Your goal
Each entry below should be reproduced character for character.

Records from a collection:
===============
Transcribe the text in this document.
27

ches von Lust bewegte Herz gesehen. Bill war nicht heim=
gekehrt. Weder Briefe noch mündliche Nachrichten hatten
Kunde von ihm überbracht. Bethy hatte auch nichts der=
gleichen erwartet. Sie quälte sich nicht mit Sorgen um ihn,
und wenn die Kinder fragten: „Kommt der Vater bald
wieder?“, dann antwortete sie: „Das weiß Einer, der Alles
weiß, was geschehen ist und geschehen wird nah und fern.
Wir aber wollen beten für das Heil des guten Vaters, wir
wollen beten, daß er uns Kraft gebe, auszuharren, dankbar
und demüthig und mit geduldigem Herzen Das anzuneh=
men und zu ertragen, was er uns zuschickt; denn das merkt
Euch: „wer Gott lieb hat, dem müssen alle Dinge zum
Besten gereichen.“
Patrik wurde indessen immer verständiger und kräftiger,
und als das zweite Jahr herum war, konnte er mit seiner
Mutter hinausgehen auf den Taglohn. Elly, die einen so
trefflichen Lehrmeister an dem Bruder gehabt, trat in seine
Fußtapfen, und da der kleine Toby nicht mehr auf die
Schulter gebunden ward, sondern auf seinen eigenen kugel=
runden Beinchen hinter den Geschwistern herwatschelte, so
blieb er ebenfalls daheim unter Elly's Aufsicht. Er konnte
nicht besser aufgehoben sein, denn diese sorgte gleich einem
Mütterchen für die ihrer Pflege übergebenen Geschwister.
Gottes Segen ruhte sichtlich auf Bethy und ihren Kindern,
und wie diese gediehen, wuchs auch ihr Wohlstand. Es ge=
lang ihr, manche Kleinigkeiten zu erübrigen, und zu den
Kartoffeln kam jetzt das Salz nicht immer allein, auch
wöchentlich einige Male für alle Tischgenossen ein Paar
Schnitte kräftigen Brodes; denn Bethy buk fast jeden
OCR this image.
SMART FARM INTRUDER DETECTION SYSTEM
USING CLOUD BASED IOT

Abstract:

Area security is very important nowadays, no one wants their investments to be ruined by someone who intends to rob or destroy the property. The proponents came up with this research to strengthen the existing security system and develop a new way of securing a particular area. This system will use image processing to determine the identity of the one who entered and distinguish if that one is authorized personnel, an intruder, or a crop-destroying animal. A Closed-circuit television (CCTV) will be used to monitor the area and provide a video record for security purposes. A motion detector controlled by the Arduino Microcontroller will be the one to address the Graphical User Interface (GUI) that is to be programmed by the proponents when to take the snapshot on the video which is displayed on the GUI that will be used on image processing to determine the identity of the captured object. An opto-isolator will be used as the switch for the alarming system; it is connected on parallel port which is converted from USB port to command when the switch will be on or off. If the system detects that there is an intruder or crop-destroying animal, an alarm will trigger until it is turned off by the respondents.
===============
Written solution
Transcribe the text in this document.
27

ches von Lust bewegte Herz gesehen. Bill war nicht heim=
gekehrt. Weder Briefe noch mündliche Nachrichten hatten
Kunde von ihm überbracht. Bethy hatte auch nichts der=
gleichen erwartet. Sie quälte sich nicht mit Sorgen um ihn,
und wenn die Kinder fragten: „Kommt der Vater bald
wieder?“, dann antwortete sie: „Das weiß Einer, der Alles
weiß, was geschehen ist und geschehen wird nah und fern.
Wir aber wollen beten für das Heil des guten Vaters, wir
wollen beten, daß er uns Kraft gebe, auszuharren, dankbar
und demüthig und mit geduldigem Herzen Das anzuneh=
men und zu ertragen, was er uns zuschickt; denn das merkt
Euch: „wer Gott lieb hat, dem müssen alle Dinge zum
Besten gereichen.“
Patrik wurde indessen immer verständiger und kräftiger,
und als das zweite Jahr herum war, konnte er mit seiner
Mutter hinausgehen auf den Taglohn. Elly, die einen so
trefflichen Lehrmeister an dem Bruder gehabt, trat in seine
Fußtapfen, und da der kleine Toby nicht mehr auf die
Schulter gebunden ward, sondern auf seinen eigenen kugel=
runden Beinchen hinter den Geschwistern herwatschelte, so
blieb er ebenfalls daheim unter Elly's Aufsicht. Er konnte
nicht besser aufgehoben sein, denn diese sorgte gleich einem
Mütterchen für die ihrer Pflege übergebenen Geschwister.
Gottes Segen ruhte sichtlich auf Bethy und ihren Kindern,
und wie diese gediehen, wuchs auch ihr Wohlstand. Es ge=
lang ihr, manche Kleinigkeiten zu erübrigen, und zu den
Kartoffeln kam jetzt das Salz nicht immer allein, auch
wöchentlich einige Male für alle Tischgenossen ein Paar
Schnitte kräftigen Brodes; denn Bethy buk fast jeden
OCR this image.
SMART FARM INTRUDER DETECTION SYSTEM
USING CLOUD BASED IOT

Abstract:

Area security is very important nowadays, no one wants their investments to be ruined by someone who intends to rob or destroy the property. The proponents came up with this research to strengthen the existing security system and develop a new way of securing a particular area. This system will use image processing to determine the identity of the one who entered and distinguish if that one is authorized personnel, an intruder, or a crop-destroying animal. A Closed-circuit television (CCTV) will be used to monitor the area and provide a video record for security purposes. A motion detector controlled by the Arduino Microcontroller will be the one to address the Graphical User Interface (GUI) that is to be programmed by the proponents when to take the snapshot on the video which is displayed on the GUI that will be used on image processing to determine the identity of the captured object. An opto-isolator will be used as the switch for the alarming system; it is connected on parallel port which is converted from USB port to command when the switch will be on or off. If the system detects that there is an intruder or crop-destroying animal, an alarm will trigger until it is turned off by the respondents.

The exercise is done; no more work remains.